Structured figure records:
=====

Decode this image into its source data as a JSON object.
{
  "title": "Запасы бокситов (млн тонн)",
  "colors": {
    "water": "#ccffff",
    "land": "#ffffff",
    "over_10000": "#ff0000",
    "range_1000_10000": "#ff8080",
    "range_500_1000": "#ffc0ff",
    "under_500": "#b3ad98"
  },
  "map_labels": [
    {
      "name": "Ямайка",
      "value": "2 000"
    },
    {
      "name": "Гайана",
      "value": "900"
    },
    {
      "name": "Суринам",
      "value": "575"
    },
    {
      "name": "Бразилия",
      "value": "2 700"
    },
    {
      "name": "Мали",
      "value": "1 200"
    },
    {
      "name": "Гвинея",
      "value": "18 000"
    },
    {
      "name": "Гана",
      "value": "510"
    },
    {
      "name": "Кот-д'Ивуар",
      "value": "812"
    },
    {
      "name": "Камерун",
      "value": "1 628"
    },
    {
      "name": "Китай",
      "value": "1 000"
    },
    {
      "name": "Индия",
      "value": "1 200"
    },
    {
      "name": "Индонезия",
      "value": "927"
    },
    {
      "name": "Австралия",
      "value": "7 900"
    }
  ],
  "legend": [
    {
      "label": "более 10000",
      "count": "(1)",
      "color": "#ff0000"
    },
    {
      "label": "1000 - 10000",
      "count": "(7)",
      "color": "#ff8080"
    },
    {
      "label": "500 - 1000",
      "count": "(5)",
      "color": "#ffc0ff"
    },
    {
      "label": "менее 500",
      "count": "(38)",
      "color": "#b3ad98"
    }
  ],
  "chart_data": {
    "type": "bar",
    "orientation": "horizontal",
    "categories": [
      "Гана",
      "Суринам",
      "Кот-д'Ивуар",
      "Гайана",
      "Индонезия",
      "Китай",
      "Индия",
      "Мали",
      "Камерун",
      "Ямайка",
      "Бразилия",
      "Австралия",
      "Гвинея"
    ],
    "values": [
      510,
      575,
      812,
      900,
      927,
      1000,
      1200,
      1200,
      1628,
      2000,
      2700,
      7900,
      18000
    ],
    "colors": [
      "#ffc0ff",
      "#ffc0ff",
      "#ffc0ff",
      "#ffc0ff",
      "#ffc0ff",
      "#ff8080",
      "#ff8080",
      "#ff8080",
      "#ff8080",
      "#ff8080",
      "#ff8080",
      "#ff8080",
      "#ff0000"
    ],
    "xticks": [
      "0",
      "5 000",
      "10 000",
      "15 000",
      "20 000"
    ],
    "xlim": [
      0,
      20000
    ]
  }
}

=====

■ **TASK DIRECTIONS**
Make a verbatim copy of every entry shown above.

■ **EXERCISE SOLUTION**
Decode this image into its source data as a JSON object.
{
  "title": "Запасы бокситов (млн тонн)",
  "colors": {
    "water": "#ccffff",
    "land": "#ffffff",
    "over_10000": "#ff0000",
    "range_1000_10000": "#ff8080",
    "range_500_1000": "#ffc0ff",
    "under_500": "#b3ad98"
  },
  "map_labels": [
    {
      "name": "Ямайка",
      "value": "2 000"
    },
    {
      "name": "Гайана",
      "value": "900"
    },
    {
      "name": "Суринам",
      "value": "575"
    },
    {
      "name": "Бразилия",
      "value": "2 700"
    },
    {
      "name": "Мали",
      "value": "1 200"
    },
    {
      "name": "Гвинея",
      "value": "18 000"
    },
    {
      "name": "Гана",
      "value": "510"
    },
    {
      "name": "Кот-д'Ивуар",
      "value": "812"
    },
    {
      "name": "Камерун",
      "value": "1 628"
    },
    {
      "name": "Китай",
      "value": "1 000"
    },
    {
      "name": "Индия",
      "value": "1 200"
    },
    {
      "name": "Индонезия",
      "value": "927"
    },
    {
      "name": "Австралия",
      "value": "7 900"
    }
  ],
  "legend": [
    {
      "label": "более 10000",
      "count": "(1)",
      "color": "#ff0000"
    },
    {
      "label": "1000 - 10000",
      "count": "(7)",
      "color": "#ff8080"
    },
    {
      "label": "500 - 1000",
      "count": "(5)",
      "color": "#ffc0ff"
    },
    {
      "label": "менее 500",
      "count": "(38)",
      "color": "#b3ad98"
    }
  ],
  "chart_data": {
    "type": "bar",
    "orientation": "horizontal",
    "categories": [
      "Гана",
      "Суринам",
      "Кот-д'Ивуар",
      "Гайана",
      "Индонезия",
      "Китай",
      "Индия",
      "Мали",
      "Камерун",
      "Ямайка",
      "Бразилия",
      "Австралия",
      "Гвинея"
    ],
    "values": [
      510,
      575,
      812,
      900,
      927,
      1000,
      1200,
      1200,
      1628,
      2000,
      2700,
      7900,
      18000
    ],
    "colors": [
      "#ffc0ff",
      "#ffc0ff",
      "#ffc0ff",
      "#ffc0ff",
      "#ffc0ff",
      "#ff8080",
      "#ff8080",
      "#ff8080",
      "#ff8080",
      "#ff8080",
      "#ff8080",
      "#ff8080",
      "#ff0000"
    ],
    "xticks": [
      "0",
      "5 000",
      "10 000",
      "15 000",
      "20 000"
    ],
    "xlim": [
      0,
      20000
    ]
  }
}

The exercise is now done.